Render every line of the items below as a Markdown table with the columns "No." and "Text," numbering the rows in order and skipping blank lines. Omit the pictures.

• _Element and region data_
........
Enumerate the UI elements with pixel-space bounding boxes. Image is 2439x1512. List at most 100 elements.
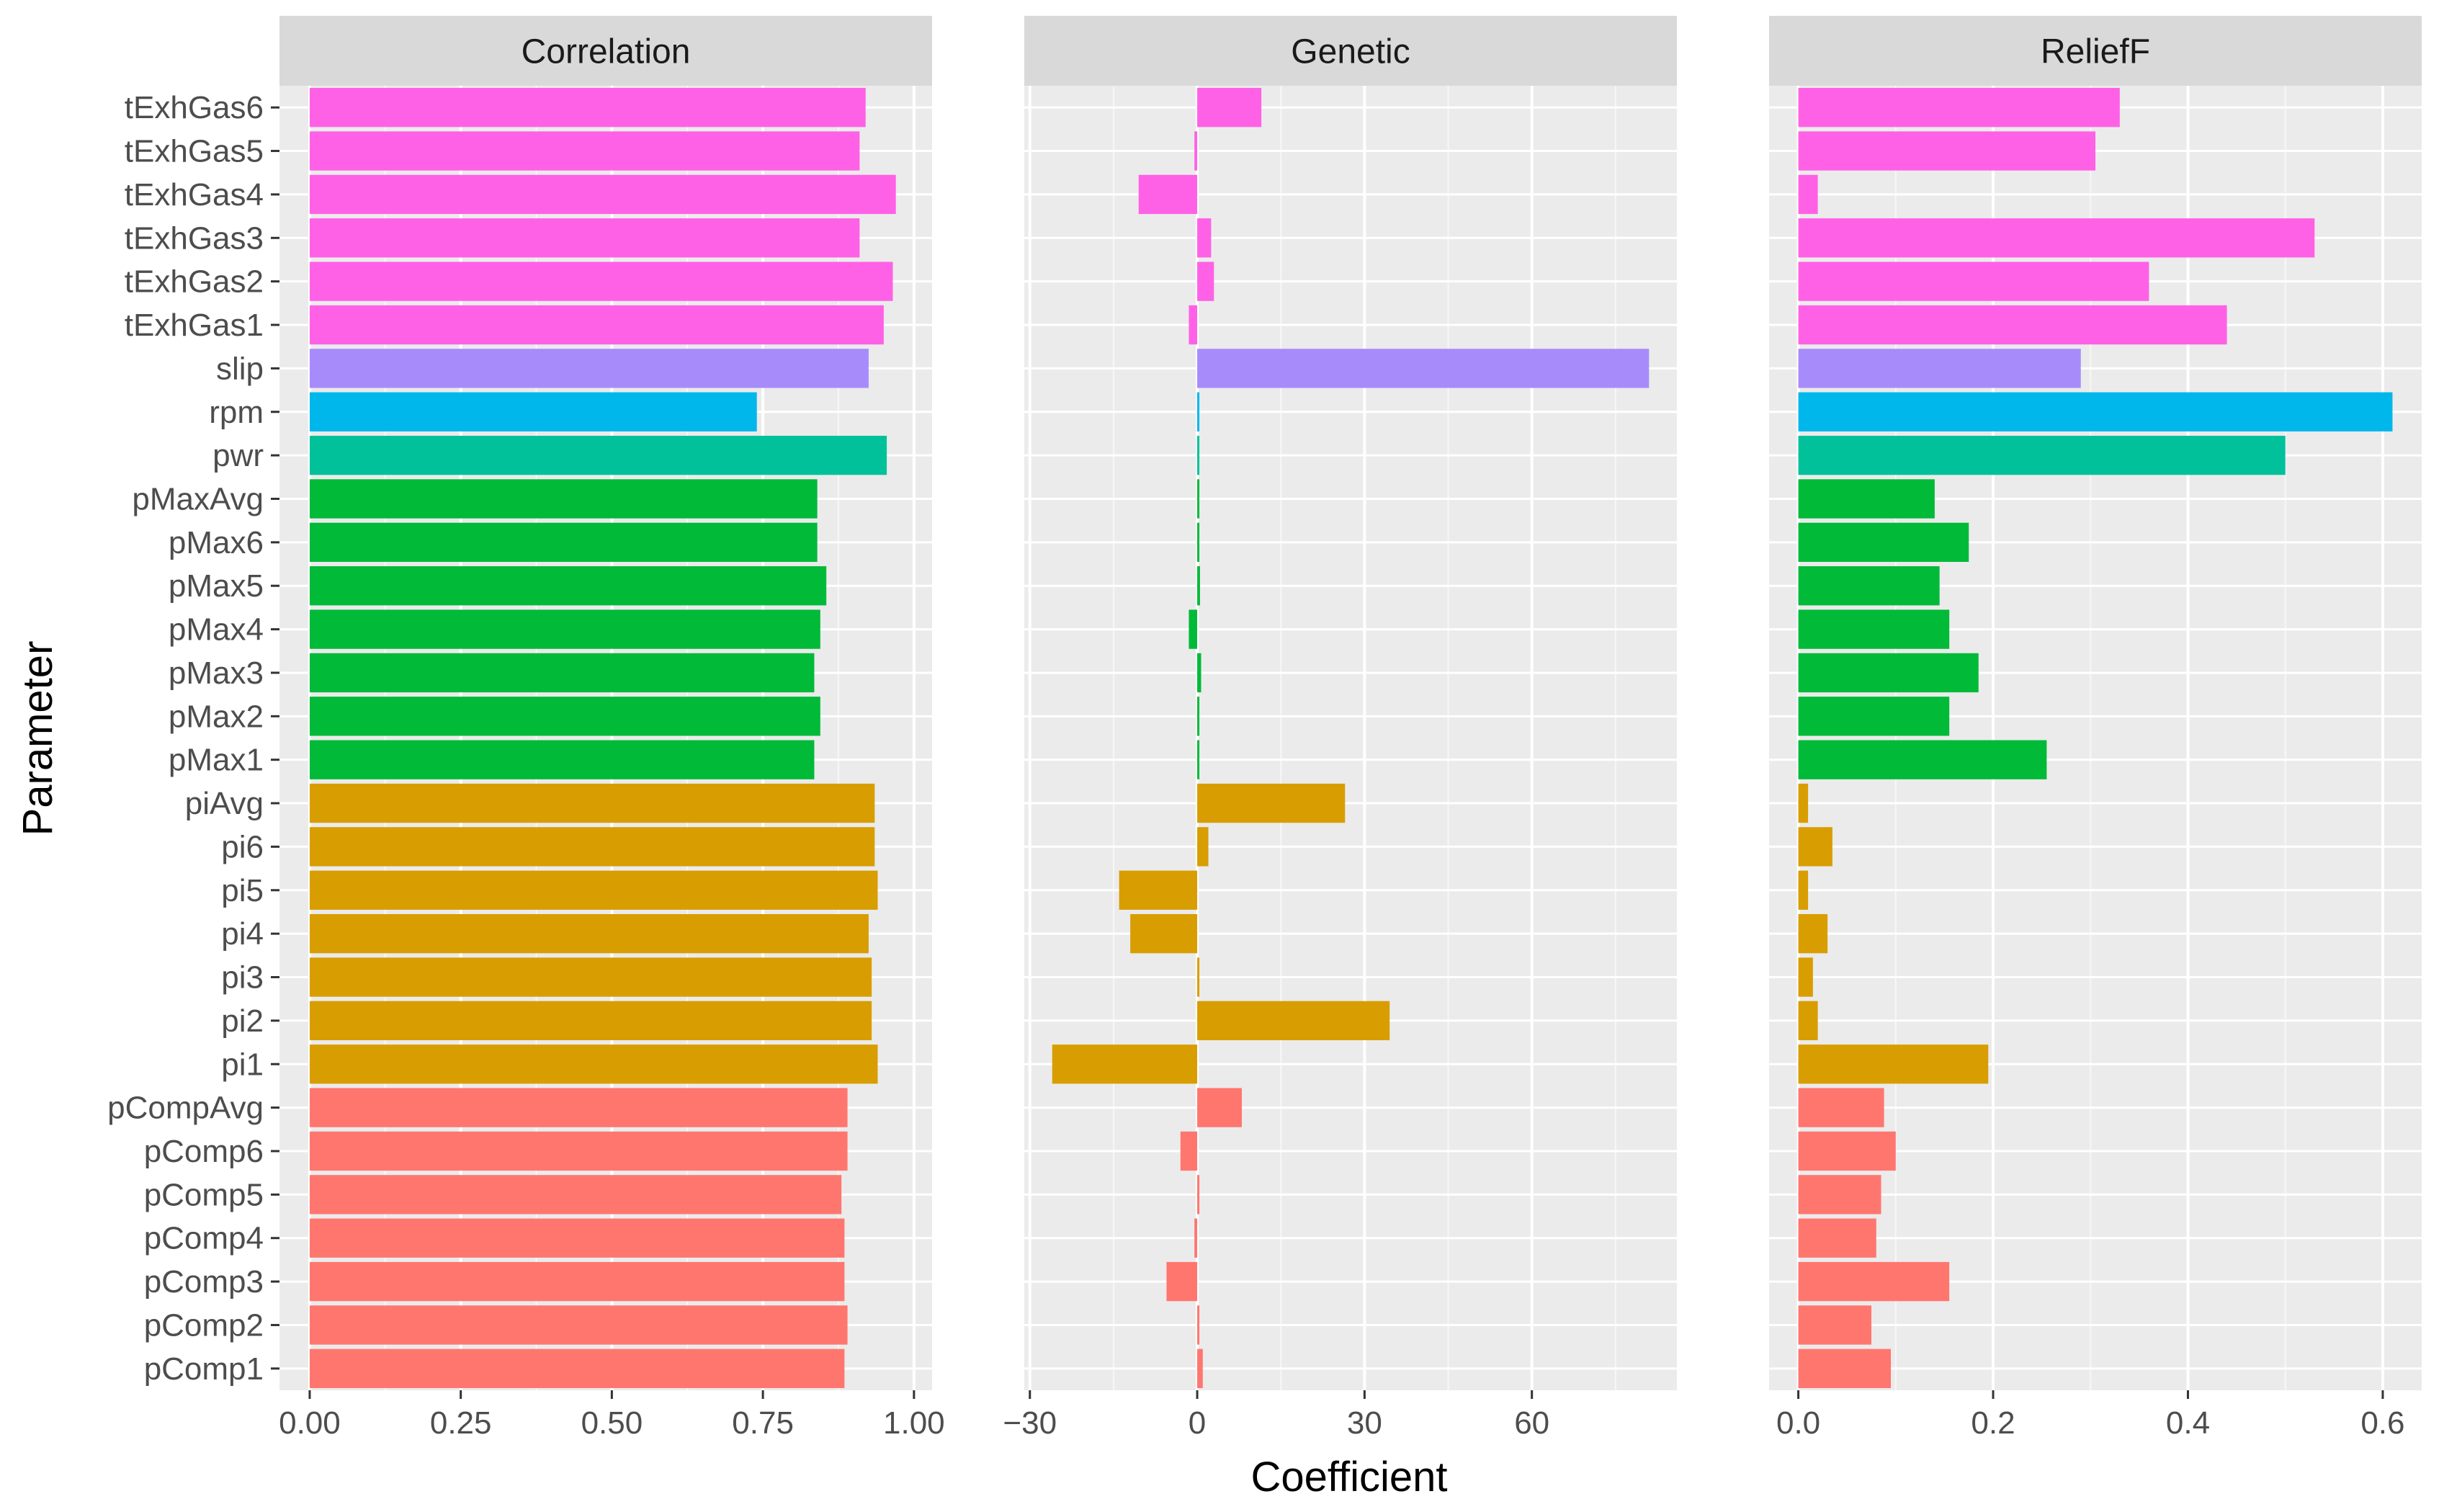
bar-pComp1 <box>1798 1348 1892 1388</box>
bar-pi2 <box>1197 1001 1390 1041</box>
x-tick-label: 30 <box>1347 1405 1382 1441</box>
bar-pMax4 <box>1798 609 1950 649</box>
bar-pMax2 <box>1197 697 1200 736</box>
bar-slip <box>1197 349 1650 388</box>
bar-pi3 <box>309 957 872 997</box>
y-tick-label: pComp5 <box>144 1177 264 1212</box>
y-tick-label: pCompAvg <box>107 1091 264 1126</box>
y-tick-label: piAvg <box>185 786 264 821</box>
bar-pi2 <box>1798 1001 1818 1041</box>
y-tick-label: tExhGas1 <box>125 308 264 343</box>
bar-pComp2 <box>1798 1305 1871 1345</box>
bar-pi1 <box>309 1044 878 1084</box>
bar-pMax1 <box>309 740 815 779</box>
bar-pCompAvg <box>1197 1088 1242 1127</box>
y-tick-label: tExhGas6 <box>125 90 264 125</box>
y-tick-label: tExhGas4 <box>125 177 264 213</box>
bar-tExhGas2 <box>309 261 893 301</box>
x-axis-title: Coefficient <box>1251 1454 1448 1500</box>
bar-pMax5 <box>1197 566 1200 606</box>
bar-pMax4 <box>309 609 820 649</box>
bar-tExhGas2 <box>1798 261 2149 301</box>
bar-pi6 <box>309 827 875 867</box>
bar-pMax2 <box>1798 697 1950 736</box>
bar-pComp3 <box>1166 1261 1198 1302</box>
y-tick-label: pMax1 <box>169 743 264 778</box>
bar-pMax6 <box>1197 522 1200 563</box>
strip-background <box>1769 16 2422 86</box>
y-tick-label: pMax5 <box>169 568 264 604</box>
bar-pMax6 <box>309 522 818 563</box>
y-tick-label: pComp2 <box>144 1307 264 1343</box>
y-tick-label: pComp4 <box>144 1221 264 1256</box>
panel-background <box>1769 86 2422 1390</box>
panel-relieff: ReliefF 0.0 0.2 0.4 0.6 <box>1769 16 2422 1441</box>
bar-pComp5 <box>1798 1175 1881 1214</box>
bar-tExhGas5 <box>1798 131 2095 171</box>
bar-slip <box>1798 349 2081 388</box>
y-tick-label: pi3 <box>221 960 264 996</box>
bar-pi1 <box>1798 1044 1989 1084</box>
y-tick-label: pComp6 <box>144 1134 264 1169</box>
panel-genetic: Genetic −30 0 30 60 <box>1003 16 1677 1441</box>
bar-tExhGas6 <box>1798 88 2120 128</box>
y-tick-label: tExhGas3 <box>125 220 264 256</box>
bar-pi5 <box>1119 870 1198 910</box>
bar-pMaxAvg <box>1798 479 1935 519</box>
y-tick-label: pMax4 <box>169 612 264 648</box>
bar-pi4 <box>1130 913 1198 954</box>
y-tick-label: pi2 <box>221 1003 264 1039</box>
panel-background <box>1024 86 1677 1390</box>
bar-pComp6 <box>1180 1131 1198 1171</box>
bar-pi2 <box>309 1001 872 1041</box>
bar-rpm <box>309 392 757 431</box>
bar-pComp6 <box>1798 1131 1896 1171</box>
y-tick-label: pComp1 <box>144 1351 264 1387</box>
y-tick-label: pMaxAvg <box>132 481 264 516</box>
y-tick-label: pMax2 <box>169 699 264 734</box>
bar-pComp1 <box>309 1348 845 1388</box>
bar-pi3 <box>1197 957 1200 997</box>
y-tick-label: pi6 <box>221 829 264 864</box>
y-tick-label: pwr <box>212 438 264 473</box>
x-tick-label: 1.00 <box>883 1405 945 1441</box>
y-tick-label: pMax6 <box>169 525 264 560</box>
bar-tExhGas1 <box>309 305 884 345</box>
bar-pCompAvg <box>1798 1088 1884 1127</box>
bar-tExhGas4 <box>1138 174 1198 215</box>
y-tick-label: pComp3 <box>144 1264 264 1299</box>
bar-tExhGas3 <box>1197 218 1212 258</box>
bar-pComp4 <box>1194 1218 1198 1258</box>
bar-pComp3 <box>1798 1261 1950 1302</box>
bar-pMax5 <box>1798 566 1940 606</box>
bar-tExhGas3 <box>309 218 860 258</box>
bar-pi4 <box>1798 913 1828 954</box>
bar-tExhGas2 <box>1197 261 1214 301</box>
bar-tExhGas6 <box>309 88 866 128</box>
bar-pi6 <box>1197 827 1209 867</box>
x-tick-label: 0.4 <box>2166 1405 2210 1441</box>
y-tick-label: pi5 <box>221 873 264 908</box>
y-axis: tExhGas6 tExhGas5 tExhGas4 tExhGas3 tExhGas2… <box>107 90 279 1387</box>
x-tick-label: 0.2 <box>1971 1405 2015 1441</box>
bar-pwr <box>1197 435 1200 475</box>
bar-pMax3 <box>309 653 815 693</box>
strip-title: ReliefF <box>2041 33 2150 71</box>
bar-pMax2 <box>309 697 820 736</box>
bar-pComp2 <box>1197 1305 1200 1345</box>
bar-pwr <box>1798 435 2286 475</box>
y-tick-label: rpm <box>209 395 264 430</box>
bar-pMaxAvg <box>309 479 818 519</box>
y-tick-label: pi4 <box>221 916 264 952</box>
bar-pComp3 <box>309 1261 845 1302</box>
bar-tExhGas4 <box>1798 174 1818 215</box>
strip-background <box>279 16 932 86</box>
bar-tExhGas1 <box>1189 305 1198 345</box>
bar-pwr <box>309 435 887 475</box>
y-axis-title: Parameter <box>14 641 61 836</box>
bar-pi6 <box>1798 827 1832 867</box>
bar-pMax3 <box>1798 653 1979 693</box>
bar-pi5 <box>1798 870 1809 910</box>
y-tick-label: pMax3 <box>169 656 264 691</box>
........
• _Answer to this problem_
| No. | Text |
|---|---|
| 1 | Enumerate the UI elements with pixel-space bounding boxes. Image is 2439x1512. List at most 100 elements. |
| 2 | bar-pComp1 <box>1798 1348 1892 1388</box> |
| 3 | bar-pi2 <box>1197 1001 1390 1041</box> |
| 4 | x-tick-label: 30 <box>1347 1405 1382 1441</box> |
| 5 | bar-pMax4 <box>1798 609 1950 649</box> |
| 6 | bar-pMax2 <box>1197 697 1200 736</box> |
| 7 | bar-slip <box>1197 349 1650 388</box> |
| 8 | bar-pi3 <box>309 957 872 997</box> |
| 9 | y-tick-label: pComp5 <box>144 1177 264 1212</box> |
| 10 | y-tick-label: pCompAvg <box>107 1091 264 1126</box> |
| 11 | y-tick-label: piAvg <box>185 786 264 821</box> |
| 12 | bar-pi2 <box>1798 1001 1818 1041</box> |
| 13 | y-tick-label: tExhGas1 <box>125 308 264 343</box> |
| 14 | bar-pComp2 <box>1798 1305 1871 1345</box> |
| 15 | bar-pi1 <box>309 1044 878 1084</box> |
| 16 | bar-pMax1 <box>309 740 815 779</box> |
| 17 | bar-pCompAvg <box>1197 1088 1242 1127</box> |
| 18 | y-tick-label: tExhGas6 <box>125 90 264 125</box> |
| 19 | y-tick-label: tExhGas4 <box>125 177 264 213</box> |
| 20 | bar-tExhGas2 <box>309 261 893 301</box> |
| 21 | x-axis-title: Coefficient <box>1251 1454 1448 1500</box> |
| 22 | bar-pMax5 <box>1197 566 1200 606</box> |
| 23 | bar-pMax4 <box>309 609 820 649</box> |
| 24 | bar-tExhGas2 <box>1798 261 2149 301</box> |
| 25 | bar-pi6 <box>309 827 875 867</box> |
| 26 | bar-pMax2 <box>1798 697 1950 736</box> |
| 27 | bar-pComp3 <box>1166 1261 1198 1302</box> |
| 28 | y-tick-label: pMax1 <box>169 743 264 778</box> |
| 29 | bar-pMax6 <box>1197 522 1200 563</box> |
| 30 | strip-background <box>1769 16 2422 86</box> |
| 31 | y-tick-label: pMax5 <box>169 568 264 604</box> |
| 32 | bar-pMax6 <box>309 522 818 563</box> |
| 33 | y-tick-label: pComp2 <box>144 1307 264 1343</box> |
| 34 | y-tick-label: pComp4 <box>144 1221 264 1256</box> |
| 35 | panel-background <box>1769 86 2422 1390</box> |
| 36 | panel-relieff: ReliefF 0.0 0.2 0.4 0.6 <box>1769 16 2422 1441</box> |
| 37 | bar-pComp5 <box>1798 1175 1881 1214</box> |
| 38 | bar-tExhGas5 <box>1798 131 2095 171</box> |
| 39 | bar-slip <box>1798 349 2081 388</box> |
| 40 | y-tick-label: pi3 <box>221 960 264 996</box> |
| 41 | bar-pi1 <box>1798 1044 1989 1084</box> |
| 42 | y-tick-label: pComp6 <box>144 1134 264 1169</box> |
| 43 | panel-genetic: Genetic −30 0 30 60 <box>1003 16 1677 1441</box> |
| 44 | bar-tExhGas6 <box>1798 88 2120 128</box> |
| 45 | y-tick-label: tExhGas3 <box>125 220 264 256</box> |
| 46 | bar-pi5 <box>1119 870 1198 910</box> |
| 47 | bar-pMaxAvg <box>1798 479 1935 519</box> |
| 48 | y-tick-label: pMax4 <box>169 612 264 648</box> |
| 49 | bar-pi4 <box>1130 913 1198 954</box> |
| 50 | y-tick-label: pi2 <box>221 1003 264 1039</box> |
| 51 | panel-background <box>1024 86 1677 1390</box> |
| 52 | bar-pComp6 <box>1180 1131 1198 1171</box> |
| 53 | bar-pi2 <box>309 1001 872 1041</box> |
| 54 | bar-rpm <box>309 392 757 431</box> |
| 55 | bar-pComp6 <box>1798 1131 1896 1171</box> |
| 56 | y-tick-label: pComp1 <box>144 1351 264 1387</box> |
| 57 | y-tick-label: pMaxAvg <box>132 481 264 516</box> |
| 58 | y-tick-label: pMax2 <box>169 699 264 734</box> |
| 59 | bar-pComp1 <box>309 1348 845 1388</box> |
| 60 | bar-pi3 <box>1197 957 1200 997</box> |
| 61 | y-tick-label: pi6 <box>221 829 264 864</box> |
| 62 | y-tick-label: pwr <box>212 438 264 473</box> |
| 63 | x-tick-label: 1.00 <box>883 1405 945 1441</box> |
| 64 | y-tick-label: pMax6 <box>169 525 264 560</box> |
| 65 | bar-tExhGas1 <box>309 305 884 345</box> |
| 66 | bar-pCompAvg <box>1798 1088 1884 1127</box> |
| 67 | bar-tExhGas4 <box>1138 174 1198 215</box> |
| 68 | y-tick-label: pComp3 <box>144 1264 264 1299</box> |
| 69 | bar-tExhGas3 <box>1197 218 1212 258</box> |
| 70 | bar-pComp4 <box>1194 1218 1198 1258</box> |
| 71 | bar-pComp3 <box>1798 1261 1950 1302</box> |
| 72 | bar-pMax5 <box>1798 566 1940 606</box> |
| 73 | bar-tExhGas3 <box>309 218 860 258</box> |
| 74 | bar-pi4 <box>1798 913 1828 954</box> |
| 75 | bar-tExhGas2 <box>1197 261 1214 301</box> |
| 76 | bar-tExhGas6 <box>309 88 866 128</box> |
| 77 | bar-pi6 <box>1197 827 1209 867</box> |
| 78 | x-tick-label: 0.4 <box>2166 1405 2210 1441</box> |
| 79 | y-tick-label: pi5 <box>221 873 264 908</box> |
| 80 | y-axis: tExhGas6 tExhGas5 tExhGas4 tExhGas3 tExhGas2… <box>107 90 279 1387</box> |
| 81 | x-tick-label: 0.2 <box>1971 1405 2015 1441</box> |
| 82 | bar-pwr <box>1197 435 1200 475</box> |
| 83 | bar-pMax3 <box>309 653 815 693</box> |
| 84 | strip-title: ReliefF <box>2041 33 2150 71</box> |
| 85 | bar-pMax2 <box>309 697 820 736</box> |
| 86 | bar-pComp2 <box>1197 1305 1200 1345</box> |
| 87 | bar-pwr <box>1798 435 2286 475</box> |
| 88 | y-tick-label: rpm <box>209 395 264 430</box> |
| 89 | bar-pMaxAvg <box>309 479 818 519</box> |
| 90 | y-tick-label: pi4 <box>221 916 264 952</box> |
| 91 | bar-pComp3 <box>309 1261 845 1302</box> |
| 92 | bar-tExhGas4 <box>1798 174 1818 215</box> |
| 93 | strip-background <box>279 16 932 86</box> |
| 94 | bar-tExhGas1 <box>1189 305 1198 345</box> |
| 95 | bar-pwr <box>309 435 887 475</box> |
| 96 | y-axis-title: Parameter <box>14 641 61 836</box> |
| 97 | bar-pi6 <box>1798 827 1832 867</box> |
| 98 | bar-pMax3 <box>1798 653 1979 693</box> |
| 99 | bar-pi5 <box>1798 870 1809 910</box> |
| 100 | y-tick-label: pMax3 <box>169 656 264 691</box> |